#### GIVEN REQUEST:
Substitute "image" for "screenshot" throughout the records below and reproduce everything else unchanged. Leave the pictures out of your answer.

#### RECORDS TO PROCESS:
= = = =

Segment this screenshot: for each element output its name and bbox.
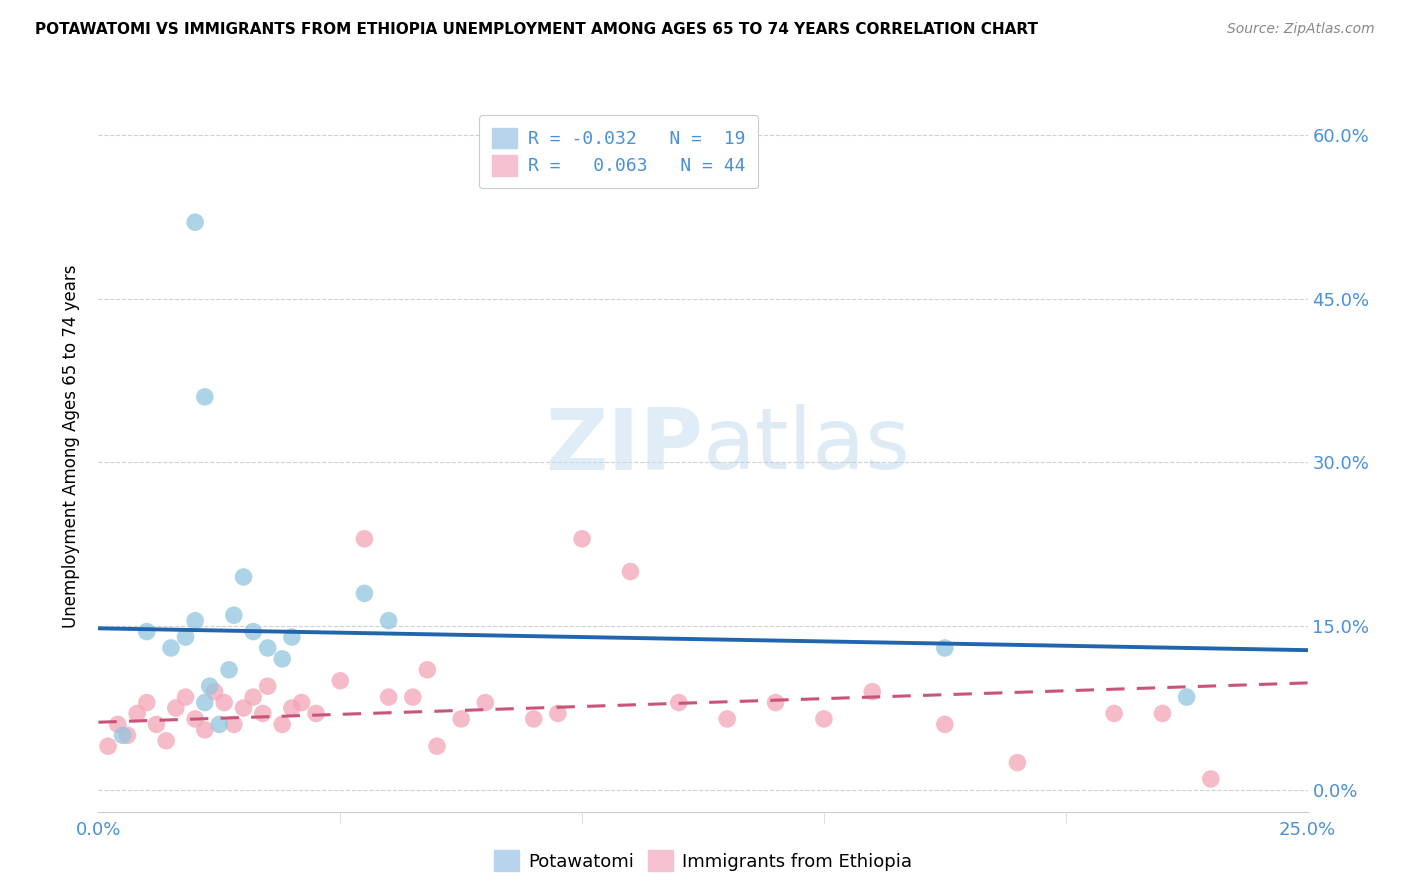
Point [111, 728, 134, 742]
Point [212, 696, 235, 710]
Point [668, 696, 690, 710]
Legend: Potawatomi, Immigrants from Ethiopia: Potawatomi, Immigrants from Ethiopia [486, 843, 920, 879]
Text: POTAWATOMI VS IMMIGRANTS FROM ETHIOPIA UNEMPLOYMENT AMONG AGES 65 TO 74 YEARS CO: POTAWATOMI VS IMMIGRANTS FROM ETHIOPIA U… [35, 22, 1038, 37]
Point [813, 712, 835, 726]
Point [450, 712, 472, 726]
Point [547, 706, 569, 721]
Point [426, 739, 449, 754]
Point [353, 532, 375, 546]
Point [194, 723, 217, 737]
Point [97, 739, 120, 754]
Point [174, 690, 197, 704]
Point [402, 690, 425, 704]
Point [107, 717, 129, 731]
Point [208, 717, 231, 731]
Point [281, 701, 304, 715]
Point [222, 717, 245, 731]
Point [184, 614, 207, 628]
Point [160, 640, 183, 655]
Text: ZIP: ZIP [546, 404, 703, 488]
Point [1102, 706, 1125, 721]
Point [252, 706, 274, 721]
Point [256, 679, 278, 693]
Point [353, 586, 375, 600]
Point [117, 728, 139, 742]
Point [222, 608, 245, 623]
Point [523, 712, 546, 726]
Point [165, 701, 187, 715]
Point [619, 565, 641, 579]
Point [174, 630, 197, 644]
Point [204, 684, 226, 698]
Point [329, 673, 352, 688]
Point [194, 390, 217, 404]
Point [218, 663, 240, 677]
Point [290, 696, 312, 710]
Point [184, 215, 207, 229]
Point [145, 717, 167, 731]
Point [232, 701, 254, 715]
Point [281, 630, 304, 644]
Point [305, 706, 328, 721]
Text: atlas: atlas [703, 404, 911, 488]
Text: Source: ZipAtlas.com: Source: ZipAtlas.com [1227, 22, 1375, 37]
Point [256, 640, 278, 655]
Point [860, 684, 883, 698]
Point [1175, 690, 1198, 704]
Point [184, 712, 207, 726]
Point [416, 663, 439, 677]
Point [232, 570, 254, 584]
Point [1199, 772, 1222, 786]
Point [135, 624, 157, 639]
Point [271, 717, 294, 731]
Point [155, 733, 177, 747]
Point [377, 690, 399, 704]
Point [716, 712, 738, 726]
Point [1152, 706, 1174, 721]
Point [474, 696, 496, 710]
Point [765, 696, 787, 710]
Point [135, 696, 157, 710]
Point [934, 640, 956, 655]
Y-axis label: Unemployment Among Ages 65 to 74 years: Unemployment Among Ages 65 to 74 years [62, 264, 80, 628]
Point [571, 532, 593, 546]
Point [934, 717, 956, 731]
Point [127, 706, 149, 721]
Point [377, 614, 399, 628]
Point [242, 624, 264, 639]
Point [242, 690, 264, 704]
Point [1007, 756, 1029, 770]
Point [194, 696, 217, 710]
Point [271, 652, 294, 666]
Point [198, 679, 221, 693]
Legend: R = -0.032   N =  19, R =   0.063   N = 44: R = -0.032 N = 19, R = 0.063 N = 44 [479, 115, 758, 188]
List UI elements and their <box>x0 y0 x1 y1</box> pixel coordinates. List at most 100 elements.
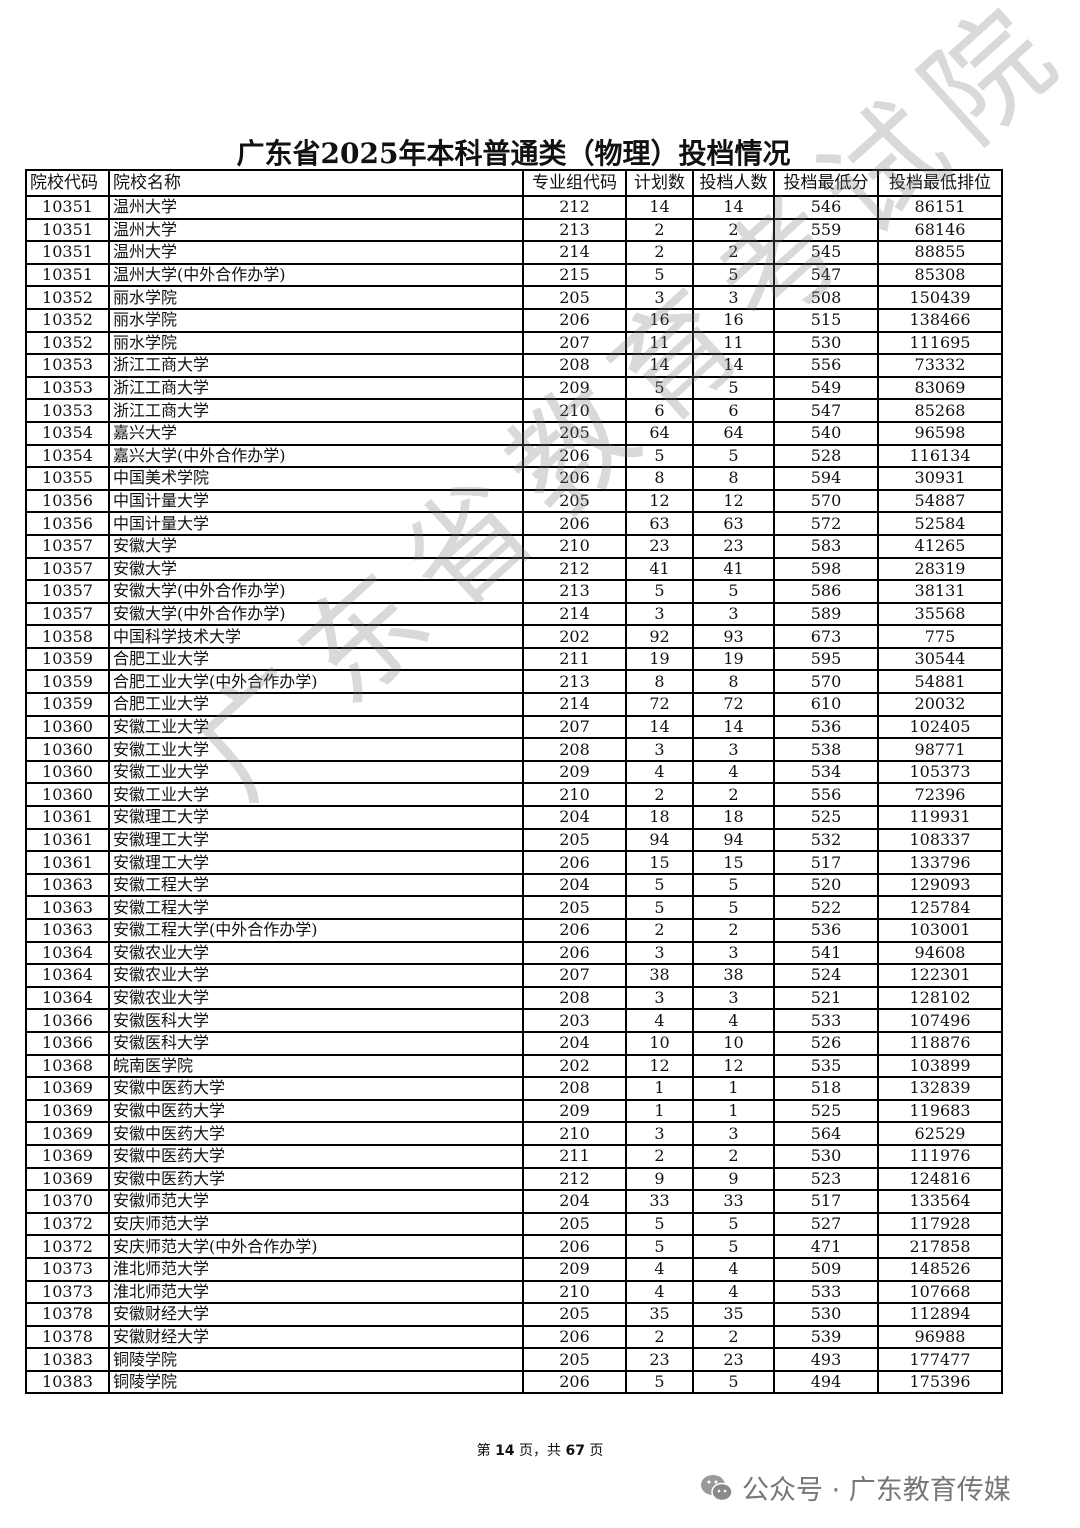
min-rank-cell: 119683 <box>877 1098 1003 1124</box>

= = = =

#### FINAL RESULT:
Segment this image: for each element output its name and bbox.
Point [111, 728, 134, 742]
Point [212, 696, 235, 710]
Point [668, 696, 690, 710]
Legend: Potawatomi, Immigrants from Ethiopia: Potawatomi, Immigrants from Ethiopia [486, 843, 920, 879]
Text: POTAWATOMI VS IMMIGRANTS FROM ETHIOPIA UNEMPLOYMENT AMONG AGES 65 TO 74 YEARS CO: POTAWATOMI VS IMMIGRANTS FROM ETHIOPIA U… [35, 22, 1038, 37]
Point [813, 712, 835, 726]
Point [450, 712, 472, 726]
Point [547, 706, 569, 721]
Point [426, 739, 449, 754]
Point [353, 532, 375, 546]
Point [194, 723, 217, 737]
Point [97, 739, 120, 754]
Point [174, 690, 197, 704]
Point [402, 690, 425, 704]
Point [107, 717, 129, 731]
Point [208, 717, 231, 731]
Point [281, 701, 304, 715]
Point [222, 717, 245, 731]
Point [184, 614, 207, 628]
Point [160, 640, 183, 655]
Text: ZIP: ZIP [546, 404, 703, 488]
Point [1102, 706, 1125, 721]
Point [252, 706, 274, 721]
Point [256, 679, 278, 693]
Point [353, 586, 375, 600]
Point [117, 728, 139, 742]
Point [222, 608, 245, 623]
Point [523, 712, 546, 726]
Point [165, 701, 187, 715]
Point [619, 565, 641, 579]
Point [174, 630, 197, 644]
Point [204, 684, 226, 698]
Point [329, 673, 352, 688]
Point [194, 390, 217, 404]
Point [218, 663, 240, 677]
Point [290, 696, 312, 710]
Point [184, 215, 207, 229]
Point [145, 717, 167, 731]
Point [232, 701, 254, 715]
Point [281, 630, 304, 644]
Point [305, 706, 328, 721]
Text: atlas: atlas [703, 404, 911, 488]
Text: Source: ZipAtlas.com: Source: ZipAtlas.com [1227, 22, 1375, 37]
Point [256, 640, 278, 655]
Point [860, 684, 883, 698]
Point [1175, 690, 1198, 704]
Point [184, 712, 207, 726]
Point [416, 663, 439, 677]
Point [232, 570, 254, 584]
Point [1199, 772, 1222, 786]
Point [135, 624, 157, 639]
Point [271, 717, 294, 731]
Point [155, 733, 177, 747]
Point [377, 690, 399, 704]
Point [716, 712, 738, 726]
Point [1152, 706, 1174, 721]
Point [474, 696, 496, 710]
Point [765, 696, 787, 710]
Point [135, 696, 157, 710]
Point [934, 640, 956, 655]
Y-axis label: Unemployment Among Ages 65 to 74 years: Unemployment Among Ages 65 to 74 years [62, 264, 80, 628]
Point [571, 532, 593, 546]
Point [934, 717, 956, 731]
Point [127, 706, 149, 721]
Point [377, 614, 399, 628]
Point [242, 624, 264, 639]
Point [242, 690, 264, 704]
Point [1007, 756, 1029, 770]
Point [194, 696, 217, 710]
Point [271, 652, 294, 666]
Point [198, 679, 221, 693]
Legend: R = -0.032   N =  19, R =   0.063   N = 44: R = -0.032 N = 19, R = 0.063 N = 44 [479, 115, 758, 188]
List UI elements and their <box>x0 y0 x1 y1</box> pixel coordinates. List at most 100 elements.
min-rank-cell: 119683 <box>877 1098 1003 1124</box>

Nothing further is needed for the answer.